— BEGIN Extracted material —

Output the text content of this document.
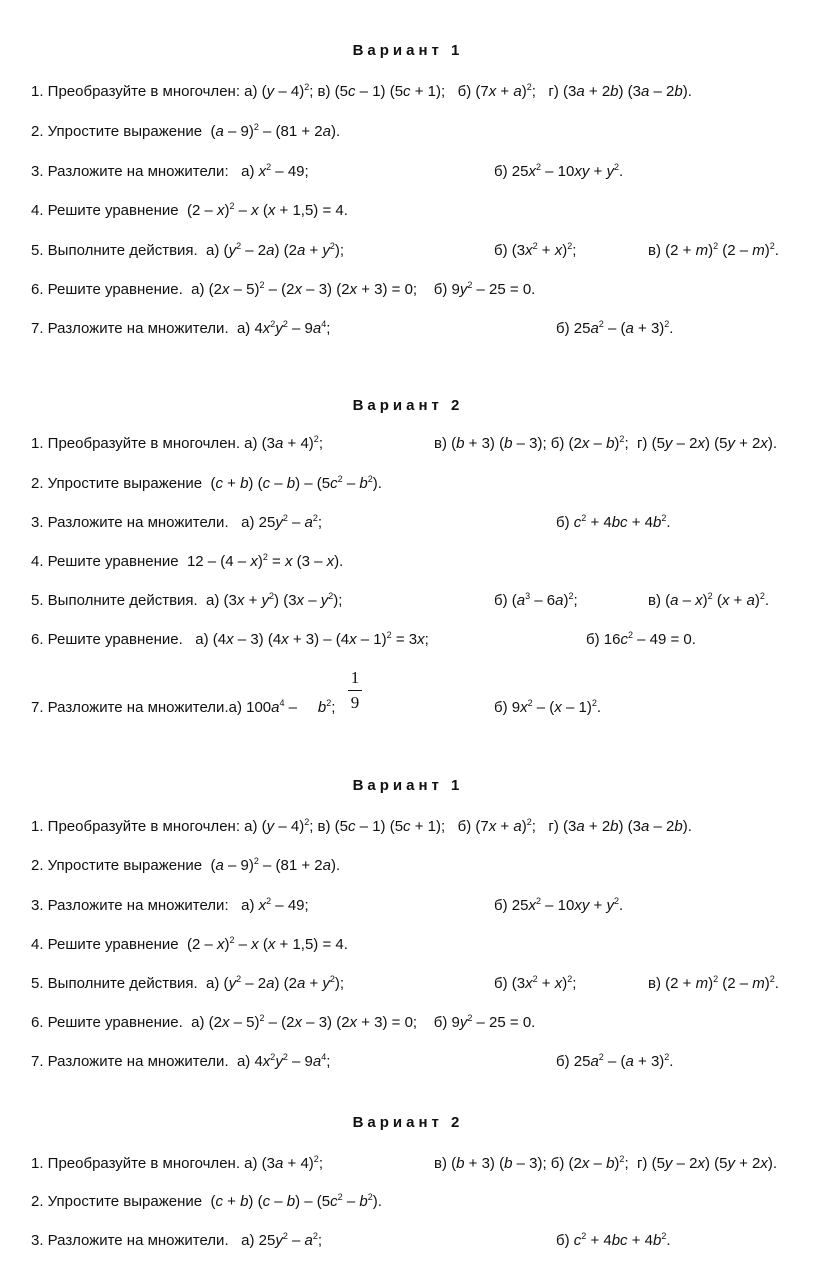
Вариант 1
1. Преобразуйте в многочлен: а) (y – 4)$^2$; в) (5c – 1) (5c + 1);   б) $(7x + a)^2$;   г) (3a + 2b) (3a – 2b).
2. Упростите выражение  (a – 9)$^2$ – (81 + 2a).
3. Разложите на множители:   а) $x^2 - 49$;	б) $25x^2 - 10xy + y^2$.
4. Решите уравнение  (2 – x)$^2$ – x (x + 1,5) = 4.
5. Выполните действия.  а) $(y^2 - 2a) (2a + y^2)$;	б) $(3x^2 + x)^2$;	в) $(2 + m)^2$ (2 – m)$^2$.
6. Решите уравнение.  а) (2x – 5)$^2$ – (2x – 3) (2x + 3) = 0;    б) $9y^2 - 25 = 0$.
7. Разложите на множители.  а) $4x^2y^2 - 9a^4$;	б) $25a^2 - (a + 3)^2$.
Вариант 2
1. Преобразуйте в многочлен. а) $(3a + 4)^2$;	в) (b + 3) (b – 3); б) (2x – b)$^2$;  г) (5y – 2x) (5y + 2x).
2. Упростите выражение  (c + b) $(c - b) - (5c^2 - b^2)$.
3. Разложите на множители.   а) $25y^2 - a^2$;	б) $c^2 + 4bc + 4b^2$.
4. Решите уравнение  12 – (4 – x)$^2$ = x (3 – x).
5. Выполните действия.  а) $(3x + y^2)$ $(3x - y^2)$;	б) $(a^3 - 6a)^2$;	в) (a – x)$^2$ $(x + a)^2$.
6. Решите уравнение.   а) (4x – 3) (4x + 3) – (4x – 1)$^2$ = 3x;	б) $16c^2 - 49 = 0$.
1
9
7. Разложите на множители.а) $100a^4$ –     $b^2$;	б) $9x^2 - (x - 1)^2$.
Вариант 1
1. Преобразуйте в многочлен: а) (y – 4)$^2$; в) (5c – 1) (5c + 1);   б) $(7x + a)^2$;   г) (3a + 2b) (3a – 2b).
2. Упростите выражение  (a – 9)$^2$ – (81 + 2a).
3. Разложите на множители:   а) $x^2 - 49$;	б) $25x^2 - 10xy + y^2$.
4. Решите уравнение  (2 – x)$^2$ – x (x + 1,5) = 4.
5. Выполните действия.  а) $(y^2 - 2a) (2a + y^2)$;	б) $(3x^2 + x)^2$;	в) $(2 + m)^2$ (2 – m)$^2$.
6. Решите уравнение.  а) (2x – 5)$^2$ – (2x – 3) (2x + 3) = 0;    б) $9y^2 - 25 = 0$.
7. Разложите на множители.  а) $4x^2y^2 - 9a^4$;	б) $25a^2 - (a + 3)^2$.
Вариант 2
1. Преобразуйте в многочлен. а) $(3a + 4)^2$;	в) (b + 3) (b – 3); б) (2x – b)$^2$;  г) (5y – 2x) (5y + 2x).
2. Упростите выражение  (c + b) $(c - b) - (5c^2 - b^2)$.
3. Разложите на множители.   а) $25y^2 - a^2$;	б) $c^2 + 4bc + 4b^2$.
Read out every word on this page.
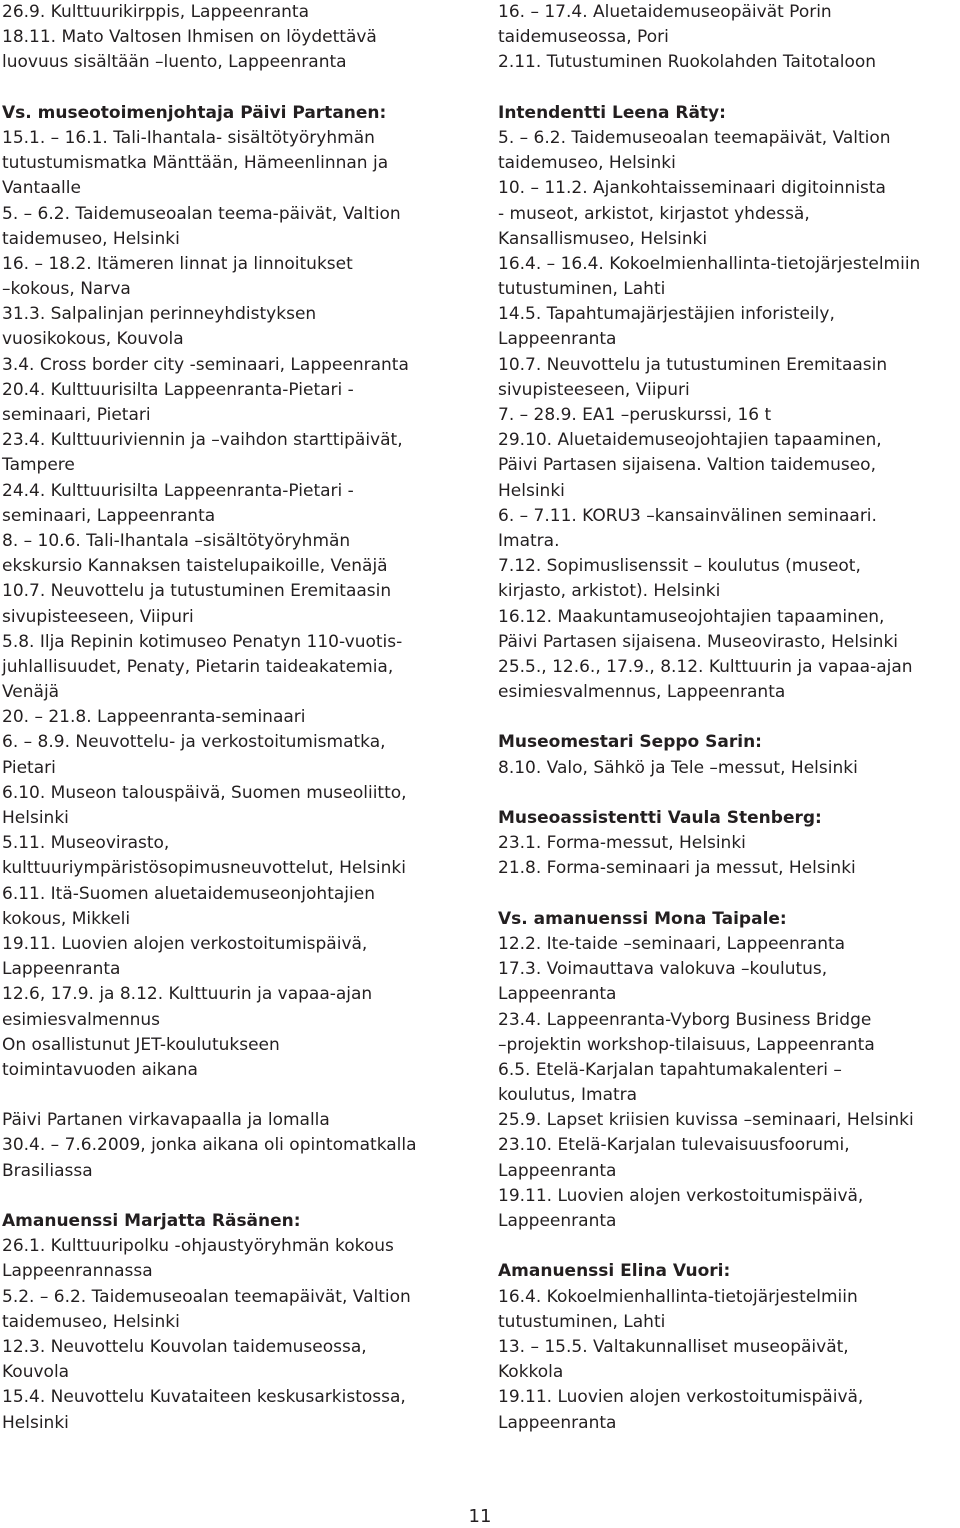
26.9. Kulttuurikirppis, Lappeenranta
18.11. Mato Valtosen Ihmisen on löydettävä
luovuus sisältään –luento, Lappeenranta
Vs. museotoimenjohtaja Päivi Partanen:
15.1. – 16.1. Tali-Ihantala- sisältötyöryhmän
tutustumismatka Mänttään, Hämeenlinnan ja
Vantaalle
5. – 6.2. Taidemuseoalan teema-päivät, Valtion
taidemuseo, Helsinki
16. – 18.2. Itämeren linnat ja linnoitukset
–kokous, Narva
31.3. Salpalinjan perinneyhdistyksen
vuosikokous, Kouvola
3.4. Cross border city -seminaari, Lappeenranta
20.4. Kulttuurisilta Lappeenranta-Pietari -
seminaari, Pietari
23.4. Kulttuuriviennin ja –vaihdon starttipäivät,
Tampere
24.4. Kulttuurisilta Lappeenranta-Pietari -
seminaari, Lappeenranta
8. – 10.6. Tali-Ihantala –sisältötyöryhmän
ekskursio Kannaksen taistelupaikoille, Venäjä
10.7. Neuvottelu ja tutustuminen Eremitaasin
sivupisteeseen, Viipuri
5.8. Ilja Repinin kotimuseo Penatyn 110-vuotis-
juhlallisuudet, Penaty, Pietarin taideakatemia,
Venäjä
20. – 21.8. Lappeenranta-seminaari
6. – 8.9. Neuvottelu- ja verkostoitumismatka,
Pietari
6.10. Museon talouspäivä, Suomen museoliitto,
Helsinki
5.11. Museovirasto,
kulttuuriympäristösopimusneuvottelut, Helsinki
6.11. Itä-Suomen aluetaidemuseonjohtajien
kokous, Mikkeli
19.11. Luovien alojen verkostoitumispäivä,
Lappeenranta
12.6, 17.9. ja 8.12. Kulttuurin ja vapaa-ajan
esimiesvalmennus
On osallistunut JET-koulutukseen
toimintavuoden aikana
Päivi Partanen virkavapaalla ja lomalla
30.4. – 7.6.2009, jonka aikana oli opintomatkalla
Brasiliassa
Amanuenssi Marjatta Räsänen:
26.1. Kulttuuripolku -ohjaustyöryhmän kokous
Lappeenrannassa
5.2. – 6.2. Taidemuseoalan teemapäivät, Valtion
taidemuseo, Helsinki
12.3. Neuvottelu Kouvolan taidemuseossa,
Kouvola
15.4. Neuvottelu Kuvataiteen keskusarkistossa,
Helsinki
16. – 17.4. Aluetaidemuseopäivät Porin
taidemuseossa, Pori
2.11. Tutustuminen Ruokolahden Taitotaloon
Intendentti Leena Räty:
5. – 6.2. Taidemuseoalan teemapäivät, Valtion
taidemuseo, Helsinki
10. – 11.2. Ajankohtaisseminaari digitoinnista
- museot, arkistot, kirjastot yhdessä,
Kansallismuseo, Helsinki
16.4. – 16.4. Kokoelmienhallinta-tietojärjestelmiin
tutustuminen, Lahti
14.5. Tapahtumajärjestäjien inforisteily,
Lappeenranta
10.7. Neuvottelu ja tutustuminen Eremitaasin
sivupisteeseen, Viipuri
7. – 28.9. EA1 –peruskurssi, 16 t
29.10. Aluetaidemuseojohtajien tapaaminen,
Päivi Partasen sijaisena. Valtion taidemuseo,
Helsinki
6. – 7.11. KORU3 –kansainvälinen seminaari.
Imatra.
7.12. Sopimuslisenssit – koulutus (museot,
kirjasto, arkistot). Helsinki
16.12. Maakuntamuseojohtajien tapaaminen,
Päivi Partasen sijaisena. Museovirasto, Helsinki
25.5., 12.6., 17.9., 8.12. Kulttuurin ja vapaa-ajan
esimiesvalmennus, Lappeenranta
Museomestari Seppo Sarin:
8.10. Valo, Sähkö ja Tele –messut, Helsinki
Museoassistentti Vaula Stenberg:
23.1. Forma-messut, Helsinki
21.8. Forma-seminaari ja messut, Helsinki
Vs. amanuenssi Mona Taipale:
12.2. Ite-taide –seminaari, Lappeenranta
17.3. Voimauttava valokuva –koulutus,
Lappeenranta
23.4. Lappeenranta-Vyborg Business Bridge
–projektin workshop-tilaisuus, Lappeenranta
6.5. Etelä-Karjalan tapahtumakalenteri –
koulutus, Imatra
25.9. Lapset kriisien kuvissa –seminaari, Helsinki
23.10. Etelä-Karjalan tulevaisuusfoorumi,
Lappeenranta
19.11. Luovien alojen verkostoitumispäivä,
Lappeenranta
Amanuenssi Elina Vuori:
16.4. Kokoelmienhallinta-tietojärjestelmiin
tutustuminen, Lahti
13. – 15.5. Valtakunnalliset museopäivät,
Kokkola
19.11. Luovien alojen verkostoitumispäivä,
Lappeenranta
11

— END Extracted material —

Problem description:
Check every line of the data above for the string "Partasen", and copy those that have it.

Solution below:
Päivi Partasen sijaisena. Valtion taidemuseo,
Päivi Partasen sijaisena. Museovirasto, Helsinki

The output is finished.